---------- Records provided

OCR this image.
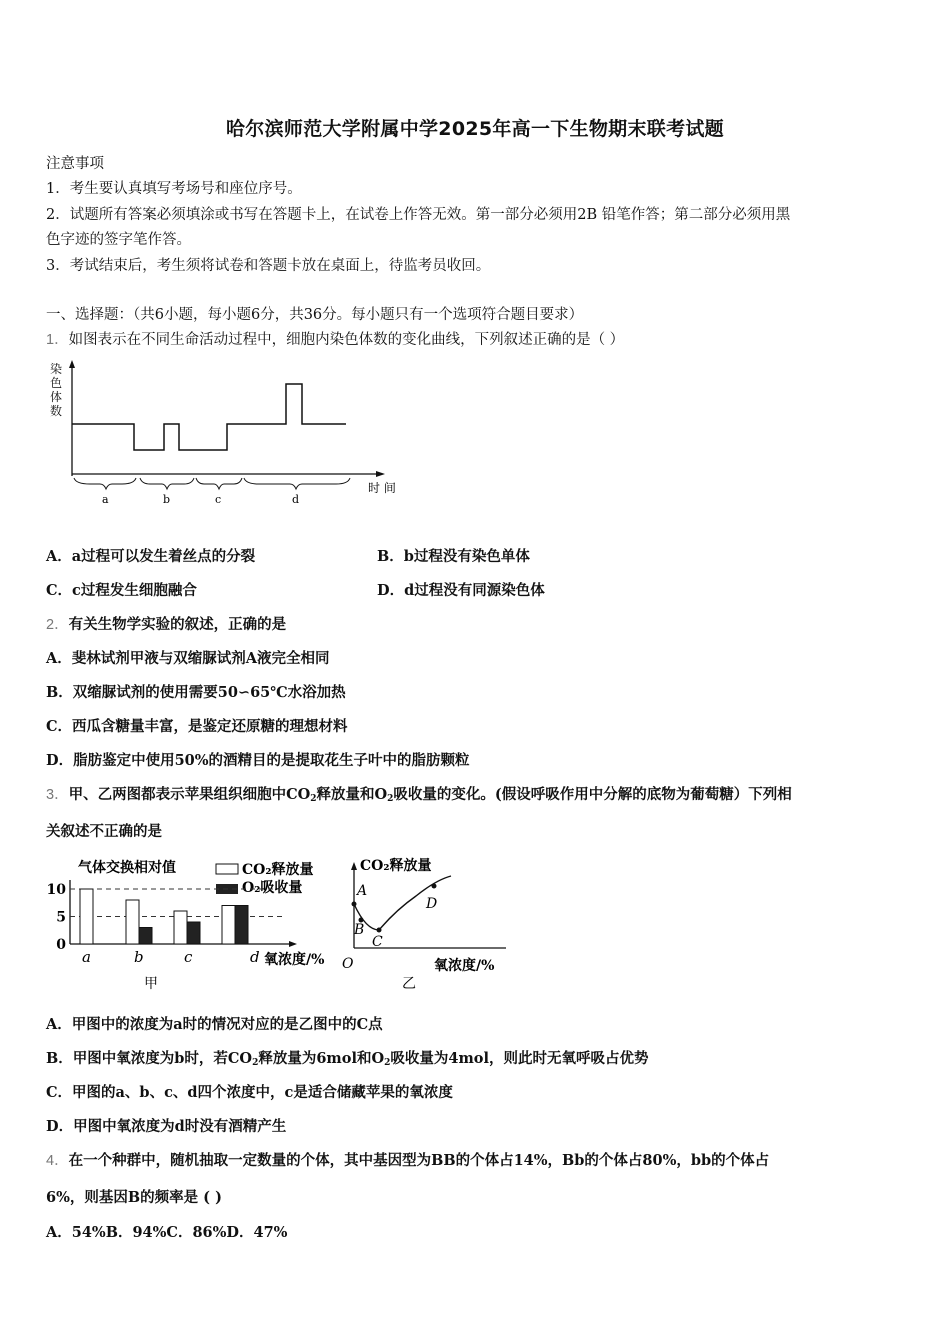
哈尔滨师范大学附属中学2025年高一下生物期末联考试题
注意事项
1．考生要认真填写考场号和座位序号。
2．试题所有答案必须填涂或书写在答题卡上，在试卷上作答无效。第一部分必须用2B 铅笔作答；第二部分必须用黑
色字迹的签字笔作答。
3．考试结束后，考生须将试卷和答题卡放在桌面上，待监考员收回。
一、选择题：（共6小题，每小题6分，共36分。每小题只有一个选项符合题目要求）
1．如图表示在不同生命活动过程中，细胞内染色体数的变化曲线，下列叙述正确的是（ ）
染
色
体
数
时 间
a	b	c	d
A．a过程可以发生着丝点的分裂	B．b过程没有染色单体
C．c过程发生细胞融合	D．d过程没有同源染色体
2．有关生物学实验的叙述，正确的是
A．斐林试剂甲液与双缩脲试剂A液完全相同
B．双缩脲试剂的使用需要50∽65℃水浴加热
C．西瓜含糖量丰富，是鉴定还原糖的理想材料
D．脂肪鉴定中使用50%的酒精目的是提取花生子叶中的脂肪颗粒
3．甲、乙两图都表示苹果组织细胞中$CO_2$释放量和$O_2$吸收量的变化。(假设呼吸作用中分解的底物为葡萄糖）下列相
关叙述不正确的是
气体交换相对值	CO₂释放量
O₂吸收量
10
5
0
d
a	b	c	氧浓度/%
甲
CO₂释放量
A
B
C
D
O	氧浓度/%
乙
A．甲图中的浓度为a时的情况对应的是乙图中的C点
B．甲图中氧浓度为b时，若$CO_2$释放量为6mol和$O_2$吸收量为4mol，则此时无氧呼吸占优势
C．甲图的a、b、c、d四个浓度中，c是适合储藏苹果的氧浓度
D．甲图中氧浓度为d时没有酒精产生
4．在一个种群中，随机抽取一定数量的个体，其中基因型为BB的个体占14%，Bb的个体占80%，bb的个体占
6%，则基因B的频率是 ( )
A．54%B．94%C．86%D．47%
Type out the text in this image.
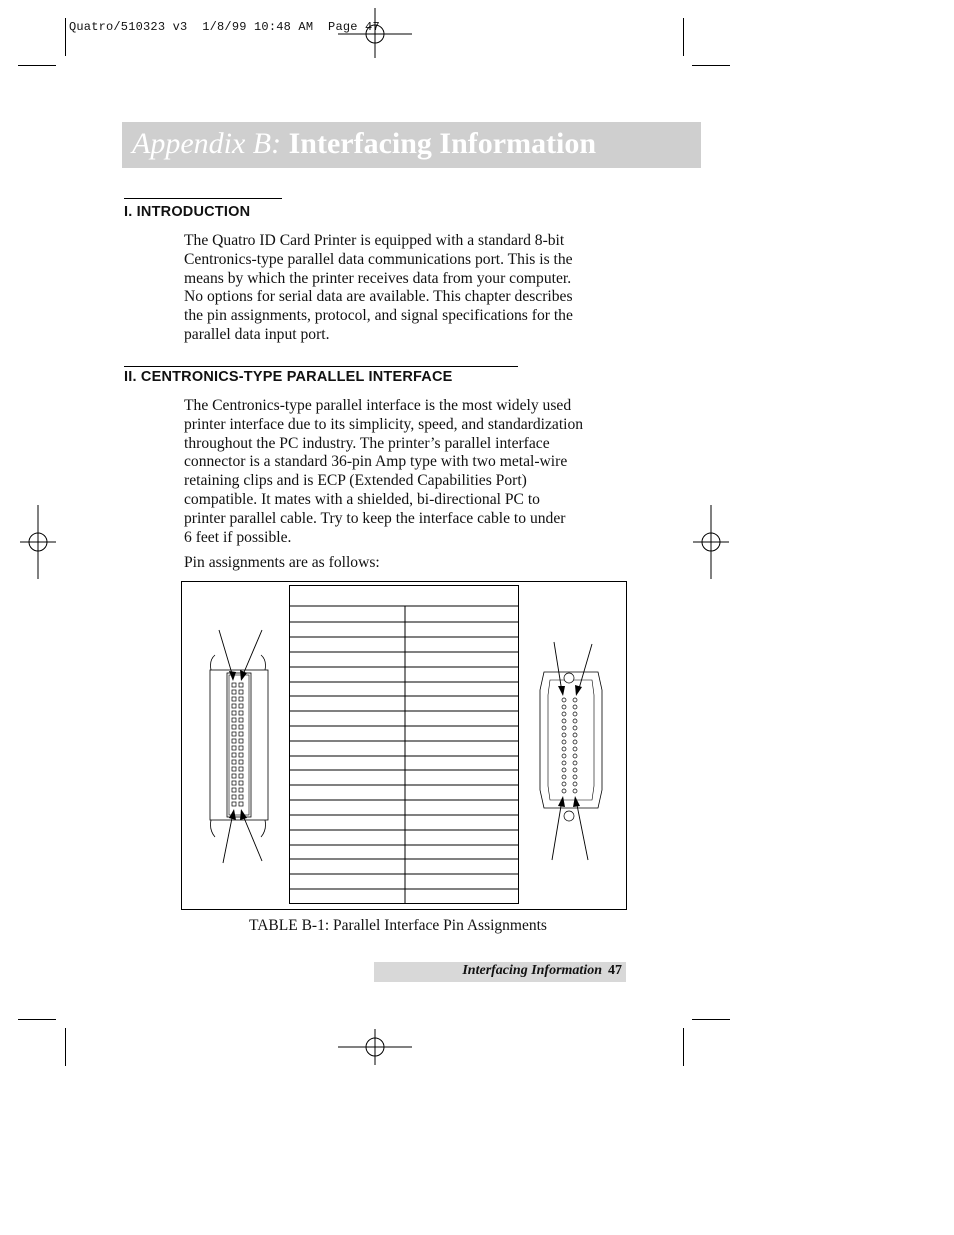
Quatro/510323 v3  1/8/99 10:48 AM  Page 47
Appendix B: Interfacing Information
I. INTRODUCTION
The Quatro ID Card Printer is equipped with a standard 8-bit
Centronics-type parallel data communications port. This is the
means by which the printer receives data from your computer.
No options for serial data are available. This chapter describes
the pin assignments, protocol, and signal specifications for the
parallel data input port.
II. CENTRONICS-TYPE PARALLEL INTERFACE
The Centronics-type parallel interface is the most widely used
printer interface due to its simplicity, speed, and standardization
throughout the PC industry. The printer’s parallel interface
connector is a standard 36-pin Amp type with two metal-wire
retaining clips and is ECP (Extended Capabilities Port)
compatible. It mates with a shielded, bi-directional PC to
printer parallel cable. Try to keep the interface cable to under
6 feet if possible.
Pin assignments are as follows:
TABLE B-1: Parallel Interface Pin Assignments
Interfacing Information 47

--------------------

What this task involves:
Reproduce the material above verbatim; omit every picture.

Correct answer:
OCR this image.
哈尔滨师范大学附属中学2025年高一下生物期末联考试题
注意事项
1．考生要认真填写考场号和座位序号。
2．试题所有答案必须填涂或书写在答题卡上，在试卷上作答无效。第一部分必须用2B 铅笔作答；第二部分必须用黑
色字迹的签字笔作答。
3．考试结束后，考生须将试卷和答题卡放在桌面上，待监考员收回。
一、选择题：（共6小题，每小题6分，共36分。每小题只有一个选项符合题目要求）
1．如图表示在不同生命活动过程中，细胞内染色体数的变化曲线，下列叙述正确的是（ ）
染
色
体
数
时 间
a	b	c	d
A．a过程可以发生着丝点的分裂	B．b过程没有染色单体
C．c过程发生细胞融合	D．d过程没有同源染色体
2．有关生物学实验的叙述，正确的是
A．斐林试剂甲液与双缩脲试剂A液完全相同
B．双缩脲试剂的使用需要50∽65℃水浴加热
C．西瓜含糖量丰富，是鉴定还原糖的理想材料
D．脂肪鉴定中使用50%的酒精目的是提取花生子叶中的脂肪颗粒
3．甲、乙两图都表示苹果组织细胞中$CO_2$释放量和$O_2$吸收量的变化。(假设呼吸作用中分解的底物为葡萄糖）下列相
关叙述不正确的是
气体交换相对值	CO₂释放量
O₂吸收量
10
5
0
d
a	b	c	氧浓度/%
甲
CO₂释放量
A
B
C
D
O	氧浓度/%
乙
A．甲图中的浓度为a时的情况对应的是乙图中的C点
B．甲图中氧浓度为b时，若$CO_2$释放量为6mol和$O_2$吸收量为4mol，则此时无氧呼吸占优势
C．甲图的a、b、c、d四个浓度中，c是适合储藏苹果的氧浓度
D．甲图中氧浓度为d时没有酒精产生
4．在一个种群中，随机抽取一定数量的个体，其中基因型为BB的个体占14%，Bb的个体占80%，bb的个体占
6%，则基因B的频率是 ( )
A．54%B．94%C．86%D．47%
Type out the text in this image.
Quatro/510323 v3  1/8/99 10:48 AM  Page 47
Appendix B: Interfacing Information
I. INTRODUCTION
The Quatro ID Card Printer is equipped with a standard 8-bit
Centronics-type parallel data communications port. This is the
means by which the printer receives data from your computer.
No options for serial data are available. This chapter describes
the pin assignments, protocol, and signal specifications for the
parallel data input port.
II. CENTRONICS-TYPE PARALLEL INTERFACE
The Centronics-type parallel interface is the most widely used
printer interface due to its simplicity, speed, and standardization
throughout the PC industry. The printer’s parallel interface
connector is a standard 36-pin Amp type with two metal-wire
retaining clips and is ECP (Extended Capabilities Port)
compatible. It mates with a shielded, bi-directional PC to
printer parallel cable. Try to keep the interface cable to under
6 feet if possible.
Pin assignments are as follows:
TABLE B-1: Parallel Interface Pin Assignments
Interfacing Information 47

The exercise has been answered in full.